▶ _SET EXERCISE_
Search the records below for the word "Запрос" and show every line where it occurs.

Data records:
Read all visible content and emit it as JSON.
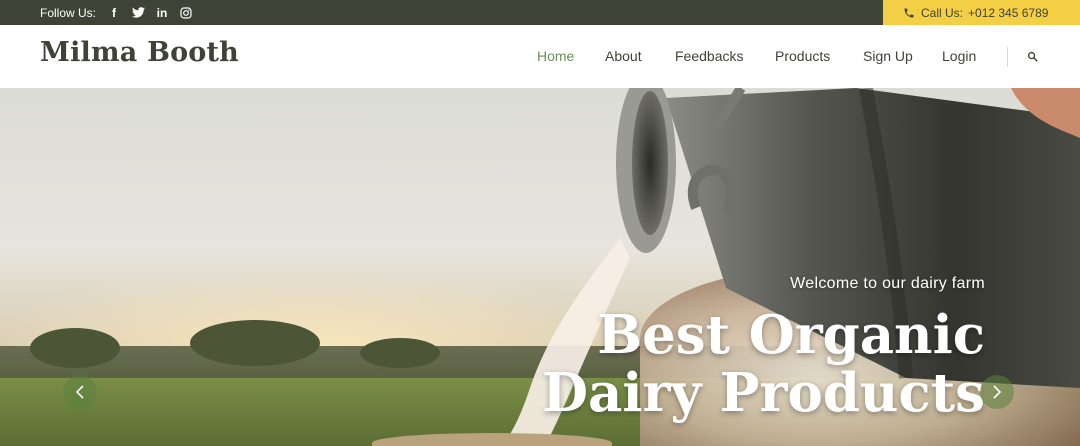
{
  "topbar": {
    "follow_label": "Follow Us:",
    "social": [
      {
        "icon": "facebook-icon",
        "glyph": "f"
      },
      {
        "icon": "twitter-icon",
        "glyph": ""
      },
      {
        "icon": "linkedin-icon",
        "glyph": "in"
      },
      {
        "icon": "instagram-icon",
        "glyph": ""
      }
    ],
    "call_label": "Call Us:",
    "phone": "+012 345 6789",
    "bar_color": "#3f4336",
    "call_bg": "#f3cf45"
  },
  "navbar": {
    "brand": "Milma Booth",
    "items": [
      {
        "label": "Home",
        "active": true
      },
      {
        "label": "About",
        "active": false
      },
      {
        "label": "Feedbacks",
        "active": false
      },
      {
        "label": "Products",
        "active": false
      },
      {
        "label": "Sign Up",
        "active": false
      },
      {
        "label": "Login",
        "active": false
      }
    ],
    "search_icon": "search-icon",
    "active_color": "#6a8f5a"
  },
  "hero": {
    "subtitle": "Welcome to our dairy farm",
    "title_line1": "Best Organic",
    "title_line2": "Dairy Products",
    "prev_icon": "chevron-left-icon",
    "next_icon": "chevron-right-icon"
  }
}
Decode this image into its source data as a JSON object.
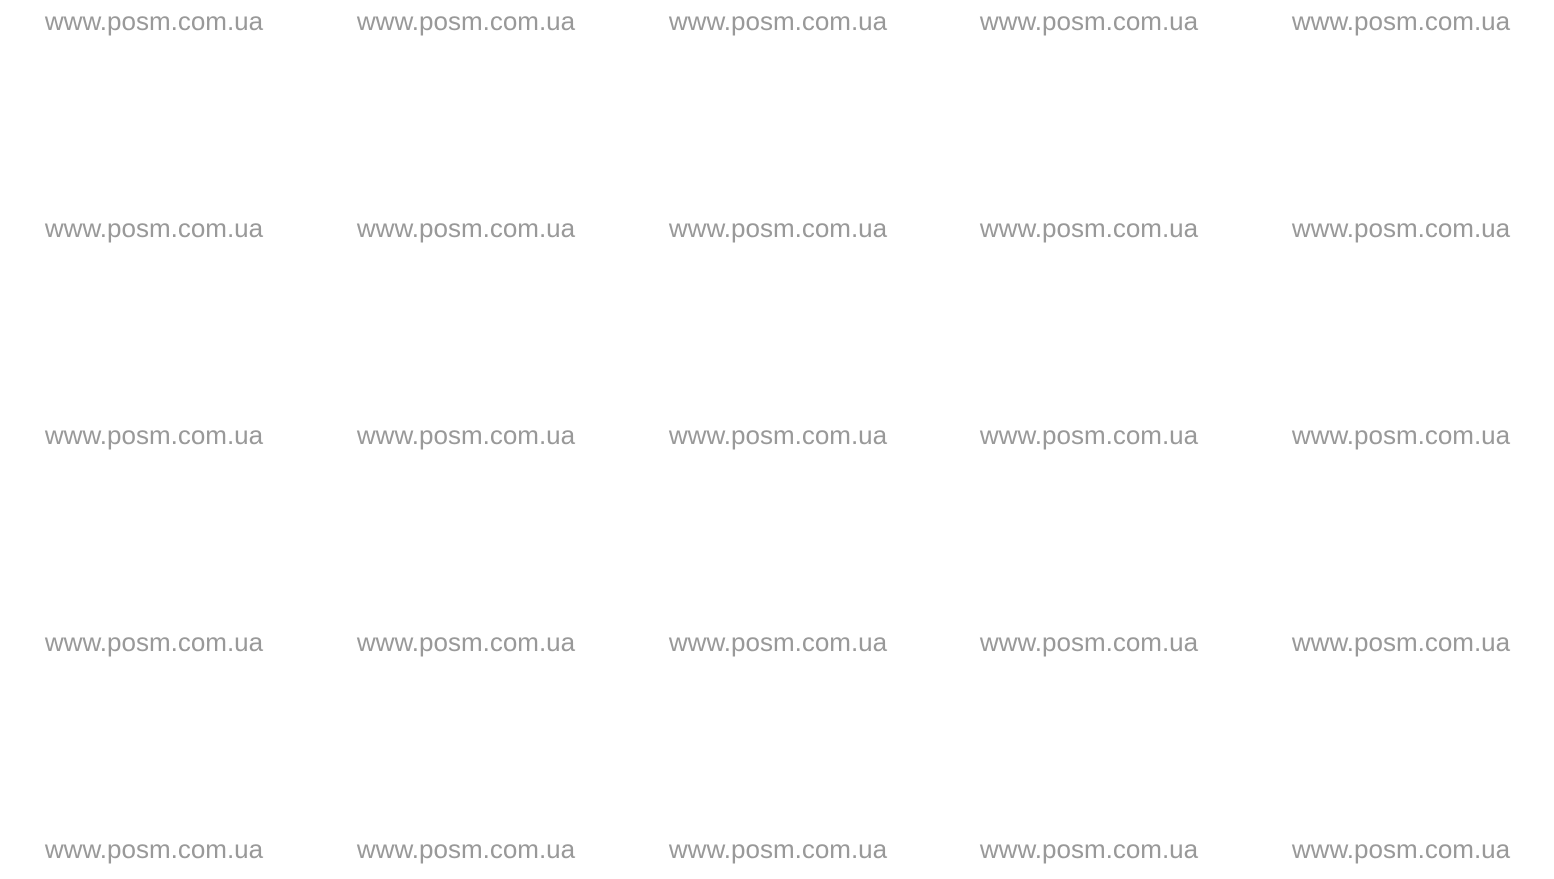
{
  "watermark": {
    "text": "www.posm.com.ua",
    "color": "#999999",
    "background": "#ffffff"
  }
}
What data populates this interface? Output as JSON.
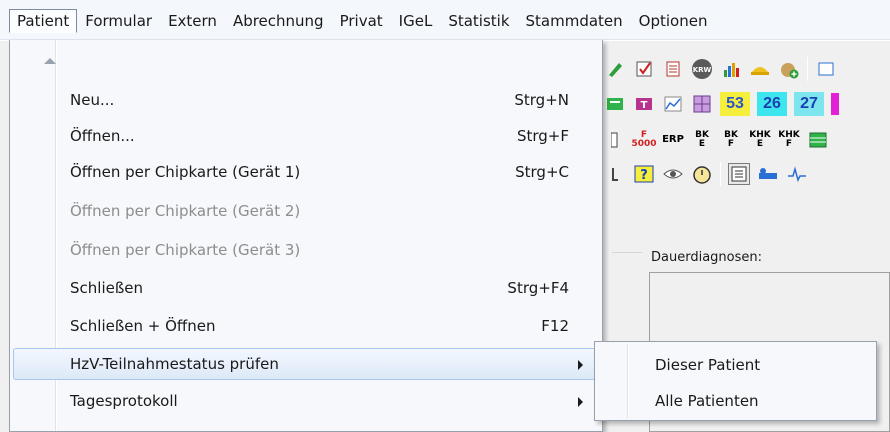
{
  "menubar": {
    "items": [
      "Patient",
      "Formular",
      "Extern",
      "Abrechnung",
      "Privat",
      "IGeL",
      "Statistik",
      "Stammdaten",
      "Optionen"
    ]
  },
  "toolbar": {
    "row4_numbers": [
      "53",
      "26",
      "27"
    ],
    "row5_labels": [
      "ERP",
      "BK E",
      "BK F",
      "KHK E",
      "KHK F"
    ],
    "krw_label": "KRW",
    "bk_f_small": "F 5000"
  },
  "panel": {
    "dauerdiagnosen_label": "Dauerdiagnosen:"
  },
  "patient_menu": {
    "items": [
      {
        "label": "Neu...",
        "accel": "Strg+N",
        "enabled": true,
        "submenu": false
      },
      {
        "label": "Öffnen...",
        "accel": "Strg+F",
        "enabled": true,
        "submenu": false
      },
      {
        "label": "Öffnen per Chipkarte (Gerät 1)",
        "accel": "Strg+C",
        "enabled": true,
        "submenu": false
      },
      {
        "label": "Öffnen per Chipkarte (Gerät 2)",
        "accel": "",
        "enabled": false,
        "submenu": false
      },
      {
        "label": "Öffnen per Chipkarte (Gerät 3)",
        "accel": "",
        "enabled": false,
        "submenu": false
      },
      {
        "label": "Schließen",
        "accel": "Strg+F4",
        "enabled": true,
        "submenu": false
      },
      {
        "label": "Schließen + Öffnen",
        "accel": "F12",
        "enabled": true,
        "submenu": false
      },
      {
        "label": "HzV-Teilnahmestatus prüfen",
        "accel": "",
        "enabled": true,
        "submenu": true
      },
      {
        "label": "Tagesprotokoll",
        "accel": "",
        "enabled": true,
        "submenu": true
      }
    ]
  },
  "hzv_submenu": {
    "items": [
      "Dieser Patient",
      "Alle Patienten"
    ]
  },
  "colors": {
    "menu_bg": "#f6f8fb",
    "highlight_border": "#a8c6ec",
    "disabled_text": "#8d8d8d"
  }
}
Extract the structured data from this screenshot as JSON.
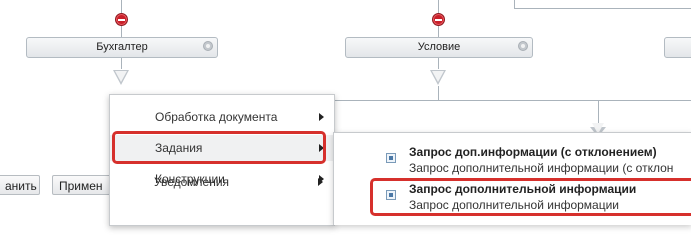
{
  "workflow": {
    "blocks": [
      {
        "label": "Бухгалтер"
      },
      {
        "label": "Условие"
      }
    ]
  },
  "buttons": {
    "save_partial": "анить",
    "apply_partial": "Примен"
  },
  "context_menu": {
    "items": [
      {
        "label": "Обработка документа",
        "has_submenu": true
      },
      {
        "label": "Задания",
        "has_submenu": true,
        "active": true
      },
      {
        "label": "Конструкции",
        "has_submenu": true
      },
      {
        "label": "Уведомления",
        "has_submenu": true
      }
    ]
  },
  "submenu": {
    "items": [
      {
        "title": "Запрос доп.информации (с отклонением)",
        "description": "Запрос дополнительной информации (с отклон"
      },
      {
        "title": "Запрос дополнительной информации",
        "description": "Запрос дополнительной информации"
      }
    ]
  },
  "colors": {
    "highlight": "#d6302c",
    "remove": "#c8202a"
  }
}
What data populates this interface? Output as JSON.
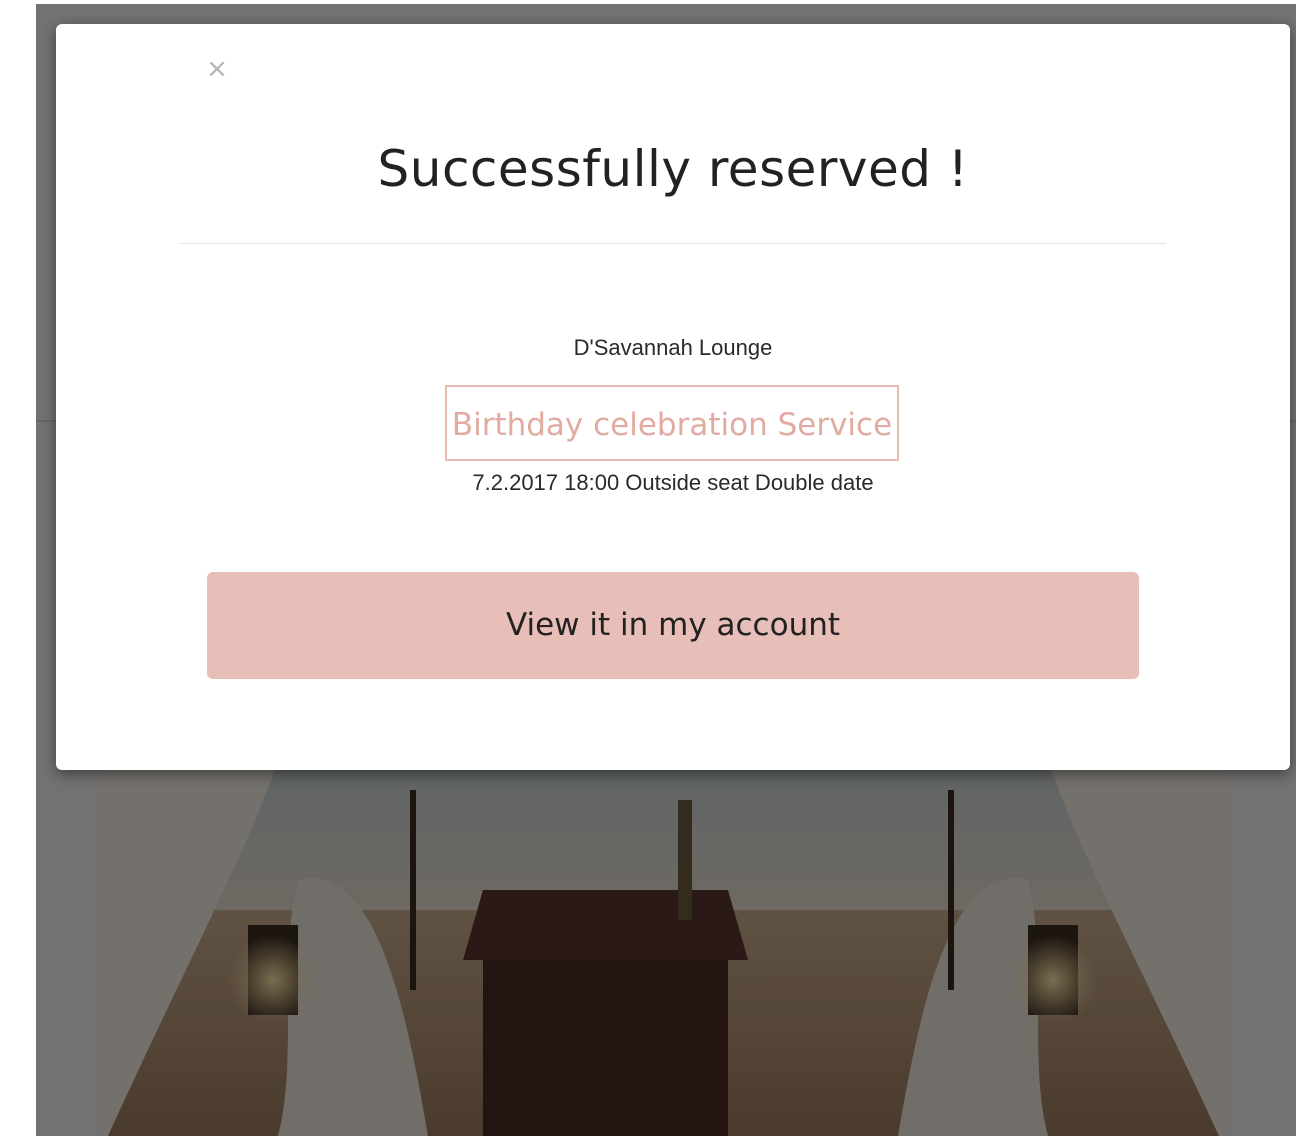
{
  "modal": {
    "close_label": "×",
    "title": "Successfully reserved !",
    "venue_name": "D'Savannah Lounge",
    "service_name": "Birthday celebration Service",
    "reservation_details": "7.2.2017 18:00 Outside seat Double date",
    "view_account_label": "View it in my account"
  },
  "colors": {
    "accent": "#e8beb8",
    "service_text": "#e2aba2",
    "overlay": "rgba(0,0,0,0.52)"
  },
  "icons": {
    "close": "close-icon"
  }
}
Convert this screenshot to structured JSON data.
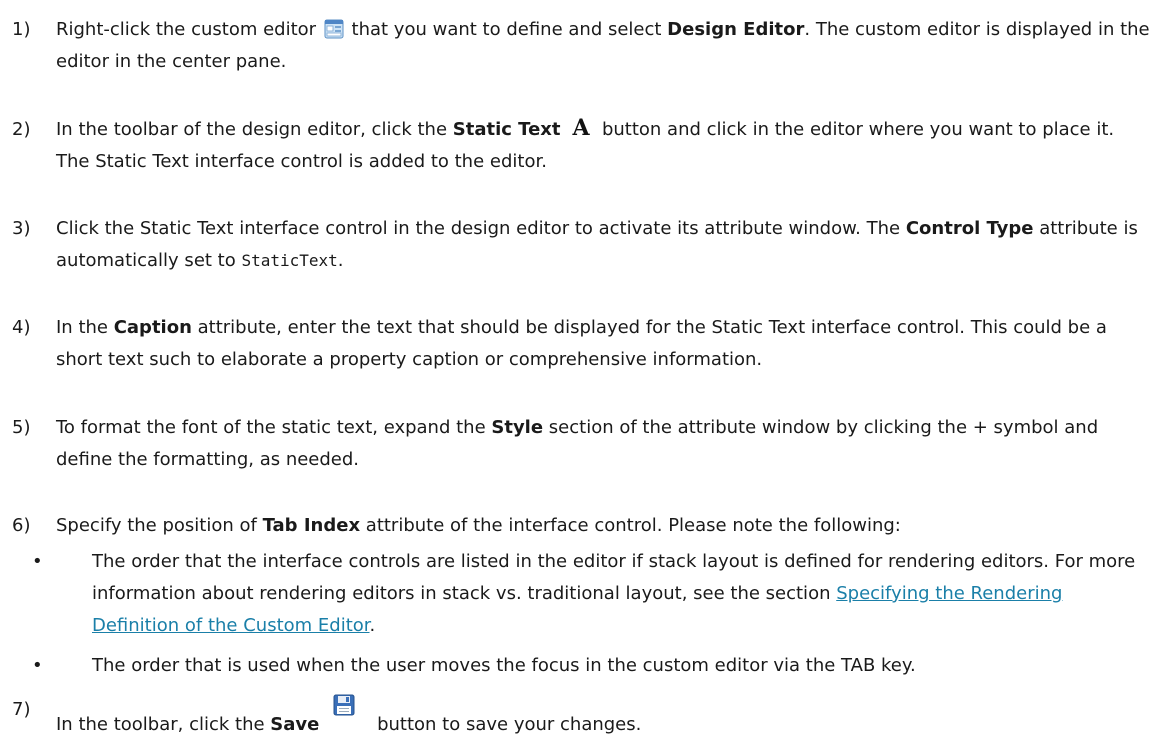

▶ _WRITTEN REPLY_
        "title": "Запрос доп.информации (с отклонением)",
        "description": "Запрос дополнительной информации (с отклон"
        "title": "Запрос дополнительной информации",
        "description": "Запрос дополнительной информации"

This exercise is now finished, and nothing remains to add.